• **What you will do**
Put each line of the listing below into a JSON list of strings, one string per line, leaving out blank lines.
-------- Provided information --------
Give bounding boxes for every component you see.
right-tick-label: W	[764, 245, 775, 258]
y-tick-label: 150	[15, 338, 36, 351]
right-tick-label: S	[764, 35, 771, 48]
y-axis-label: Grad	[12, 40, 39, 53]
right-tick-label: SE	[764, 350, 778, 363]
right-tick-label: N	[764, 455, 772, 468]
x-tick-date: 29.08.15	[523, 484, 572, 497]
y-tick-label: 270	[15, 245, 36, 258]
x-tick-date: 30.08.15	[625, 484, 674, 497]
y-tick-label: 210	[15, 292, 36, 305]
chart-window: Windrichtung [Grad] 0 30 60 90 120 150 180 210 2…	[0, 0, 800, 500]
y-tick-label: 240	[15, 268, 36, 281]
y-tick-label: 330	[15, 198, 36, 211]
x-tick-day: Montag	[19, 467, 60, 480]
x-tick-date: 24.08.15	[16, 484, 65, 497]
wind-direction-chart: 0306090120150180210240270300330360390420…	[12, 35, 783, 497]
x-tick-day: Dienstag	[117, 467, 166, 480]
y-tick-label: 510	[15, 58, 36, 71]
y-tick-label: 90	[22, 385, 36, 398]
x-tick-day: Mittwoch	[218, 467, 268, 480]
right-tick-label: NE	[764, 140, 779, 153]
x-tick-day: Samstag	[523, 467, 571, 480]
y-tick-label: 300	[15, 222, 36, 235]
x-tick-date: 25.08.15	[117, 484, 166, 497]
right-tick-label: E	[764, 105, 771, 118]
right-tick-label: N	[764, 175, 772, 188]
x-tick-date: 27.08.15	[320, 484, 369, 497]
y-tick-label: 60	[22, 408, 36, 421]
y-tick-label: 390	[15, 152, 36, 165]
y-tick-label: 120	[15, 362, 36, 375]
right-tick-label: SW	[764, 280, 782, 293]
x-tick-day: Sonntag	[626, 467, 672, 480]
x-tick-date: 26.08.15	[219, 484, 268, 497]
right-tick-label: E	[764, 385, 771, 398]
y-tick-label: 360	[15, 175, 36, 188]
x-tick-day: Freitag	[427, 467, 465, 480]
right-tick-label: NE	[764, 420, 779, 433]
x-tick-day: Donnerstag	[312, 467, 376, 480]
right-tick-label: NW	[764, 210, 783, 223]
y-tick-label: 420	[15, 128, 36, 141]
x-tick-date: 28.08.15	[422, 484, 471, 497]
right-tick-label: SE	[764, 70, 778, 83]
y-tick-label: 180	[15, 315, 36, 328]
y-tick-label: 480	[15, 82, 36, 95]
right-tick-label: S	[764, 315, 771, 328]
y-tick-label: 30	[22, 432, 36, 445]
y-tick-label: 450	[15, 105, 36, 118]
--------
• **In response**
[
  "Give bounding boxes for every component you see.",
  "right-tick-label: W\t[764, 245, 775, 258]",
  "y-tick-label: 150\t[15, 338, 36, 351]",
  "right-tick-label: S\t[764, 35, 771, 48]",
  "y-axis-label: Grad\t[12, 40, 39, 53]",
  "right-tick-label: SE\t[764, 350, 778, 363]",
  "right-tick-label: N\t[764, 455, 772, 468]",
  "x-tick-date: 29.08.15\t[523, 484, 572, 497]",
  "y-tick-label: 270\t[15, 245, 36, 258]",
  "x-tick-date: 30.08.15\t[625, 484, 674, 497]",
  "y-tick-label: 210\t[15, 292, 36, 305]",
  "chart-window: Windrichtung [Grad] 0 30 60 90 120 150 180 210 2…\t[0, 0, 800, 500]",
  "y-tick-label: 240\t[15, 268, 36, 281]",
  "y-tick-label: 330\t[15, 198, 36, 211]",
  "x-tick-day: Montag\t[19, 467, 60, 480]",
  "x-tick-date: 24.08.15\t[16, 484, 65, 497]",
  "wind-direction-chart: 0306090120150180210240270300330360390420…\t[12, 35, 783, 497]",
  "x-tick-day: Dienstag\t[117, 467, 166, 480]",
  "y-tick-label: 510\t[15, 58, 36, 71]",
  "y-tick-label: 90\t[22, 385, 36, 398]",
  "x-tick-day: Mittwoch\t[218, 467, 268, 480]",
  "right-tick-label: NE\t[764, 140, 779, 153]",
  "x-tick-day: Samstag\t[523, 467, 571, 480]",
  "y-tick-label: 300\t[15, 222, 36, 235]",
  "x-tick-date: 25.08.15\t[117, 484, 166, 497]",
  "right-tick-label: E\t[764, 105, 771, 118]",
  "right-tick-label: N\t[764, 175, 772, 188]",
  "x-tick-date: 27.08.15\t[320, 484, 369, 497]",
  "y-tick-label: 60\t[22, 408, 36, 421]",
  "y-tick-label: 390\t[15, 152, 36, 165]",
  "y-tick-label: 120\t[15, 362, 36, 375]",
  "right-tick-label: SW\t[764, 280, 782, 293]",
  "x-tick-day: Sonntag\t[626, 467, 672, 480]",
  "x-tick-date: 26.08.15\t[219, 484, 268, 497]",
  "right-tick-label: E\t[764, 385, 771, 398]",
  "y-tick-label: 360\t[15, 175, 36, 188]",
  "x-tick-day: Freitag\t[427, 467, 465, 480]",
  "right-tick-label: NE\t[764, 420, 779, 433]",
  "x-tick-day: Donnerstag\t[312, 467, 376, 480]",
  "right-tick-label: NW\t[764, 210, 783, 223]",
  "y-tick-label: 420\t[15, 128, 36, 141]",
  "x-tick-date: 28.08.15\t[422, 484, 471, 497]",
  "right-tick-label: SE\t[764, 70, 778, 83]",
  "y-tick-label: 180\t[15, 315, 36, 328]",
  "y-tick-label: 480\t[15, 82, 36, 95]",
  "right-tick-label: S\t[764, 315, 771, 328]",
  "y-tick-label: 30\t[22, 432, 36, 445]",
  "y-tick-label: 450\t[15, 105, 36, 118]"
]